_WHAT YOU HAVE TO DO_:
Your task is to output the listing word for word, with pictures excluded.

_DATASET RECORDS_:
────────────────────────────────────────
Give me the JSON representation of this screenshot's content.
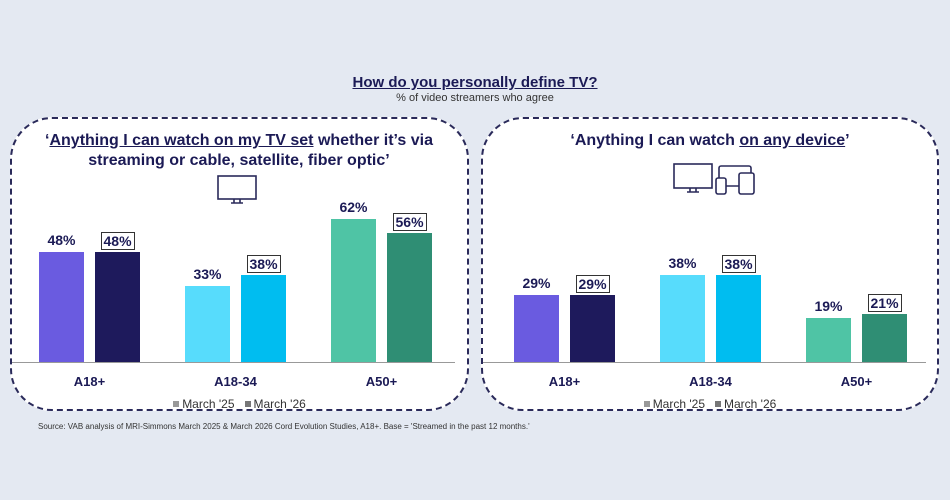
{
  "title": "How do you personally define TV?",
  "subtitle": "%  of video streamers who agree",
  "source": "Source: VAB analysis of MRI-Simmons March 2025 & March 2026 Cord Evolution Studies, A18+. Base = 'Streamed in the past 12 months.'",
  "chart_data": [
    {
      "type": "bar",
      "title_parts": [
        "‘",
        "Anything I can watch on my TV set",
        " whether it’s via streaming or cable, satellite, fiber optic’"
      ],
      "icon": "tv-icon",
      "categories": [
        "A18+",
        "A18-34",
        "A50+"
      ],
      "series": [
        {
          "name": "March '25",
          "values": [
            48,
            33,
            62
          ],
          "colors": [
            "#6a5be0",
            "#57dcfc",
            "#4fc4a5"
          ]
        },
        {
          "name": "March '26",
          "values": [
            48,
            38,
            56
          ],
          "colors": [
            "#1e1a5c",
            "#00bdf0",
            "#2f8e74"
          ]
        }
      ],
      "value_suffix": "%",
      "ylim": [
        0,
        100
      ],
      "legend": "bottom"
    },
    {
      "type": "bar",
      "title_parts": [
        "‘Anything I can watch ",
        "on any device",
        "’"
      ],
      "icon": "devices-icon",
      "categories": [
        "A18+",
        "A18-34",
        "A50+"
      ],
      "series": [
        {
          "name": "March '25",
          "values": [
            29,
            38,
            19
          ],
          "colors": [
            "#6a5be0",
            "#57dcfc",
            "#4fc4a5"
          ]
        },
        {
          "name": "March '26",
          "values": [
            29,
            38,
            21
          ],
          "colors": [
            "#1e1a5c",
            "#00bdf0",
            "#2f8e74"
          ]
        }
      ],
      "value_suffix": "%",
      "ylim": [
        0,
        100
      ],
      "legend": "bottom"
    }
  ]
}
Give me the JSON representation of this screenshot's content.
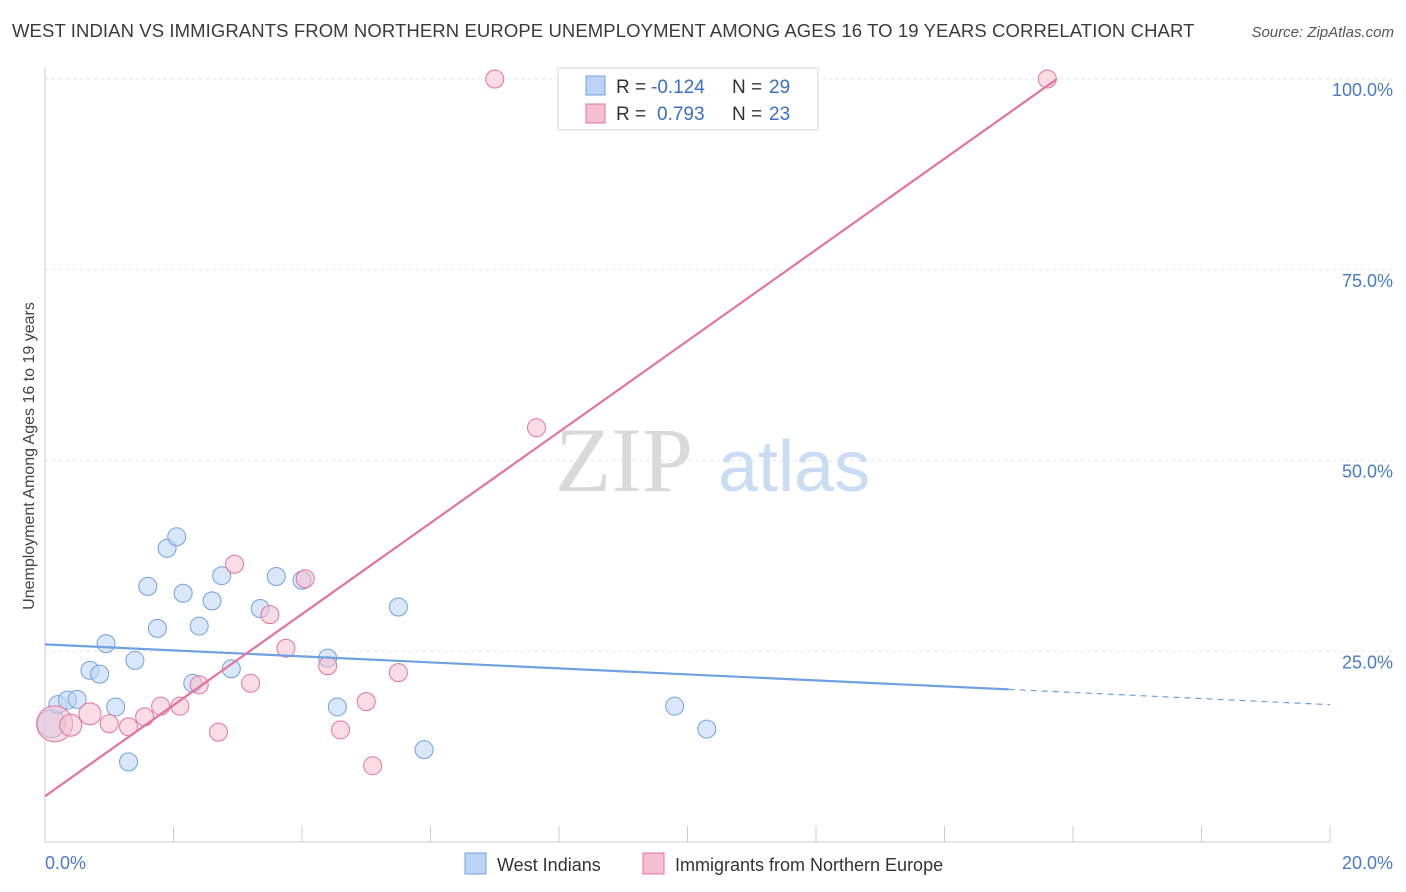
────────────────────────────────────────
_FINISHED EXERCISE_:
Give me the JSON representation of this screenshot's content.
{
  "title": "How do you personally define TV?",
  "subtitle": "%  of video streamers who agree",
  "source": "Source: VAB analysis of MRI-Simmons March 2025 & March 2026 Cord Evolution Studies, A18+. Base = 'Streamed in the past 12 months.'",
  "chart_data": [
    {
      "type": "bar",
      "title_parts": [
        "‘",
        "Anything I can watch on my TV set",
        " whether it’s via streaming or cable, satellite, fiber optic’"
      ],
      "icon": "tv-icon",
      "categories": [
        "A18+",
        "A18-34",
        "A50+"
      ],
      "series": [
        {
          "name": "March '25",
          "values": [
            48,
            33,
            62
          ],
          "colors": [
            "#6a5be0",
            "#57dcfc",
            "#4fc4a5"
          ]
        },
        {
          "name": "March '26",
          "values": [
            48,
            38,
            56
          ],
          "colors": [
            "#1e1a5c",
            "#00bdf0",
            "#2f8e74"
          ]
        }
      ],
      "value_suffix": "%",
      "ylim": [
        0,
        100
      ],
      "legend": "bottom"
    },
    {
      "type": "bar",
      "title_parts": [
        "‘Anything I can watch ",
        "on any device",
        "’"
      ],
      "icon": "devices-icon",
      "categories": [
        "A18+",
        "A18-34",
        "A50+"
      ],
      "series": [
        {
          "name": "March '25",
          "values": [
            29,
            38,
            19
          ],
          "colors": [
            "#6a5be0",
            "#57dcfc",
            "#4fc4a5"
          ]
        },
        {
          "name": "March '26",
          "values": [
            29,
            38,
            21
          ],
          "colors": [
            "#1e1a5c",
            "#00bdf0",
            "#2f8e74"
          ]
        }
      ],
      "value_suffix": "%",
      "ylim": [
        0,
        100
      ],
      "legend": "bottom"
    }
  ]
}
Give me the JSON representation of this screenshot's content.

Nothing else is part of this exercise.